■ REQUIRED TASK
Filter the listing and keep only the lines with the word "biztonsági".

===== THE DATA =====

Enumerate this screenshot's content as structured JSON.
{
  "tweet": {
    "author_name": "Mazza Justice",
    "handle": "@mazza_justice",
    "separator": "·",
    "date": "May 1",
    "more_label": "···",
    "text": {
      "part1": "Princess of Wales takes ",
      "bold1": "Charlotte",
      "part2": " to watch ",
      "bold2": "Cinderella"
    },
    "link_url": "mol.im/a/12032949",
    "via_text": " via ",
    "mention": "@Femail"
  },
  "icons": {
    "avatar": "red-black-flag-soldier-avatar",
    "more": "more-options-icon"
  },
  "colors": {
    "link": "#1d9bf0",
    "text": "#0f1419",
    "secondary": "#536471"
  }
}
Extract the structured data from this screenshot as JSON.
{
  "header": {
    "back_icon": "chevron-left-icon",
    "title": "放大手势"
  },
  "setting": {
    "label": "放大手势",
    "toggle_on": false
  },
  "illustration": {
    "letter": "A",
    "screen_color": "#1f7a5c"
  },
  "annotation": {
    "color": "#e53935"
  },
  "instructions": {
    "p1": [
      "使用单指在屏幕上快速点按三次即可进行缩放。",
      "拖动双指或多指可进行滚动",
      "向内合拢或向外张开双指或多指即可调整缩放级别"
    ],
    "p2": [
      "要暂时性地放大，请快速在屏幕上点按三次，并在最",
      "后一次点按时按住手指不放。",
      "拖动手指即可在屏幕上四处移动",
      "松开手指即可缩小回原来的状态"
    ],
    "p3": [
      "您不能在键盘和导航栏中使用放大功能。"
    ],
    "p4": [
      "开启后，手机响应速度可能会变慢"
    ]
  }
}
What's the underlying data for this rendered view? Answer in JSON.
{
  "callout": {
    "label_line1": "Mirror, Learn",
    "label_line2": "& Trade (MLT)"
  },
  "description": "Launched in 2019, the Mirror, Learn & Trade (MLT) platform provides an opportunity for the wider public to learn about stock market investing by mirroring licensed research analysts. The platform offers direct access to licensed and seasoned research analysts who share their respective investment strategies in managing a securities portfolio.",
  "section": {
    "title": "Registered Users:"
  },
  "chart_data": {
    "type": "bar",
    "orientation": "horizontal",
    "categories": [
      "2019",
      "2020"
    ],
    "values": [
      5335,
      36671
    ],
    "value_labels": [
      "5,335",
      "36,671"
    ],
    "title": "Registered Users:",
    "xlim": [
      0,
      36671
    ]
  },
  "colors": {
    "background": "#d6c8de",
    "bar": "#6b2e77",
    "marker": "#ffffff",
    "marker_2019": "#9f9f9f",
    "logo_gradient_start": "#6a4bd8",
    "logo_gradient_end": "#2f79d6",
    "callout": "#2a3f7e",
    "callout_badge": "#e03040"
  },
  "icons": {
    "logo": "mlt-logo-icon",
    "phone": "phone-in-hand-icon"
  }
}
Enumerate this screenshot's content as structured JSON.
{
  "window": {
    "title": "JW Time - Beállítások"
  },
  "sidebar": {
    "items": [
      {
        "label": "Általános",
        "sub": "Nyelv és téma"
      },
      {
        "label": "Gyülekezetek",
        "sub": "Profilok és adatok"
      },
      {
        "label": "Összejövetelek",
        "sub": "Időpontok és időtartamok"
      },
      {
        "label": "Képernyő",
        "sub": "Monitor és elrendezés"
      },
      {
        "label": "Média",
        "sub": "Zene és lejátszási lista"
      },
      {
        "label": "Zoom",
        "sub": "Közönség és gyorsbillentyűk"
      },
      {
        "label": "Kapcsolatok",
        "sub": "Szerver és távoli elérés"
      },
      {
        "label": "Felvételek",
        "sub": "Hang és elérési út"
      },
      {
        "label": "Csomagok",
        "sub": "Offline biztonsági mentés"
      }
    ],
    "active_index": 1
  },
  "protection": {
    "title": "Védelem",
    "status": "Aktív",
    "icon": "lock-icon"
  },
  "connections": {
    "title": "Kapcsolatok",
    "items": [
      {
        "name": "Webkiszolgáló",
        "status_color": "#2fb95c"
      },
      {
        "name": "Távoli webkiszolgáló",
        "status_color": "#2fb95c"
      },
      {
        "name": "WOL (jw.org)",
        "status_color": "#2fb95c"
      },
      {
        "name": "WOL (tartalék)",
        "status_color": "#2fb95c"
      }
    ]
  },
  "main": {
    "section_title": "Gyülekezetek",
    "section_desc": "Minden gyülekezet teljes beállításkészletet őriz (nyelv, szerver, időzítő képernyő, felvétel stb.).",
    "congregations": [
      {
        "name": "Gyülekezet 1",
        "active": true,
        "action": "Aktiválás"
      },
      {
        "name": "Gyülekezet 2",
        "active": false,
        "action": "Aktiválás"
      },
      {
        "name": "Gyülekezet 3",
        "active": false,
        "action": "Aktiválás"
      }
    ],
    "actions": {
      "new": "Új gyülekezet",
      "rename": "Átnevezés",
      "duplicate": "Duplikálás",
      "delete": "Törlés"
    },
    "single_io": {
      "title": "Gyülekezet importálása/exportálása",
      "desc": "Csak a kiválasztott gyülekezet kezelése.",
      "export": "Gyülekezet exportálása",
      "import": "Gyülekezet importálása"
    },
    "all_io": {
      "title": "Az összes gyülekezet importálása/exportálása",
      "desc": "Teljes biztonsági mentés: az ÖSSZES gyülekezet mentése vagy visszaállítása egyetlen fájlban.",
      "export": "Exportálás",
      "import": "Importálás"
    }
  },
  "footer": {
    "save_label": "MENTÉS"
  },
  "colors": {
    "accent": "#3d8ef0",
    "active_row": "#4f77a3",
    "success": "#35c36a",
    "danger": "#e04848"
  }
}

=====

■ REPLY
        "sub": "Offline biztonsági mentés"
      "desc": "Teljes biztonsági mentés: az ÖSSZES gyülekezet mentése vagy visszaállítása egyetlen fájlban.",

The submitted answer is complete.